- [What is expected]: Write the material out again, line by line, exactly as it is.

- [Material provided]:
-- Start --
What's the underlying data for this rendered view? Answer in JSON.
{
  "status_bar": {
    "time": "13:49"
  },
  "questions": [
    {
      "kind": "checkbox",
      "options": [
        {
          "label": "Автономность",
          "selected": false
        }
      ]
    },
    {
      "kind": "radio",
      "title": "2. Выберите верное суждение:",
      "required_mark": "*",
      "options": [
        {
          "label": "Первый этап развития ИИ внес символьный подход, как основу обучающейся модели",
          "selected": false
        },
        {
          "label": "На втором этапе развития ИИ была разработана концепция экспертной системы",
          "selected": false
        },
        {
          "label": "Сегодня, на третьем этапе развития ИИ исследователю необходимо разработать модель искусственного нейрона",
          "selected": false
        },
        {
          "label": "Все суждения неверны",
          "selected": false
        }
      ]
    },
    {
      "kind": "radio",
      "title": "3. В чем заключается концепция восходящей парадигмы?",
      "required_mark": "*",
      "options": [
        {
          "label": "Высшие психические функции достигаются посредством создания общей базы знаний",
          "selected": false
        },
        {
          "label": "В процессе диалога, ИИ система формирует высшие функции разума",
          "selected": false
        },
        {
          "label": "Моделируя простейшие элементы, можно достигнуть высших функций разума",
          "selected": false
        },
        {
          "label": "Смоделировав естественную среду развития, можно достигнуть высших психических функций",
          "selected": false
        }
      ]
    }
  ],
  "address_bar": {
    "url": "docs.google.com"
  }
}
-- End --
- [Result for this task]:
What's the underlying data for this rendered view? Answer in JSON.
{
  "status_bar": {
    "time": "13:49"
  },
  "questions": [
    {
      "kind": "checkbox",
      "options": [
        {
          "label": "Автономность",
          "selected": false
        }
      ]
    },
    {
      "kind": "radio",
      "title": "2. Выберите верное суждение:",
      "required_mark": "*",
      "options": [
        {
          "label": "Первый этап развития ИИ внес символьный подход, как основу обучающейся модели",
          "selected": false
        },
        {
          "label": "На втором этапе развития ИИ была разработана концепция экспертной системы",
          "selected": false
        },
        {
          "label": "Сегодня, на третьем этапе развития ИИ исследователю необходимо разработать модель искусственного нейрона",
          "selected": false
        },
        {
          "label": "Все суждения неверны",
          "selected": false
        }
      ]
    },
    {
      "kind": "radio",
      "title": "3. В чем заключается концепция восходящей парадигмы?",
      "required_mark": "*",
      "options": [
        {
          "label": "Высшие психические функции достигаются посредством создания общей базы знаний",
          "selected": false
        },
        {
          "label": "В процессе диалога, ИИ система формирует высшие функции разума",
          "selected": false
        },
        {
          "label": "Моделируя простейшие элементы, можно достигнуть высших функций разума",
          "selected": false
        },
        {
          "label": "Смоделировав естественную среду развития, можно достигнуть высших психических функций",
          "selected": false
        }
      ]
    }
  ],
  "address_bar": {
    "url": "docs.google.com"
  }
}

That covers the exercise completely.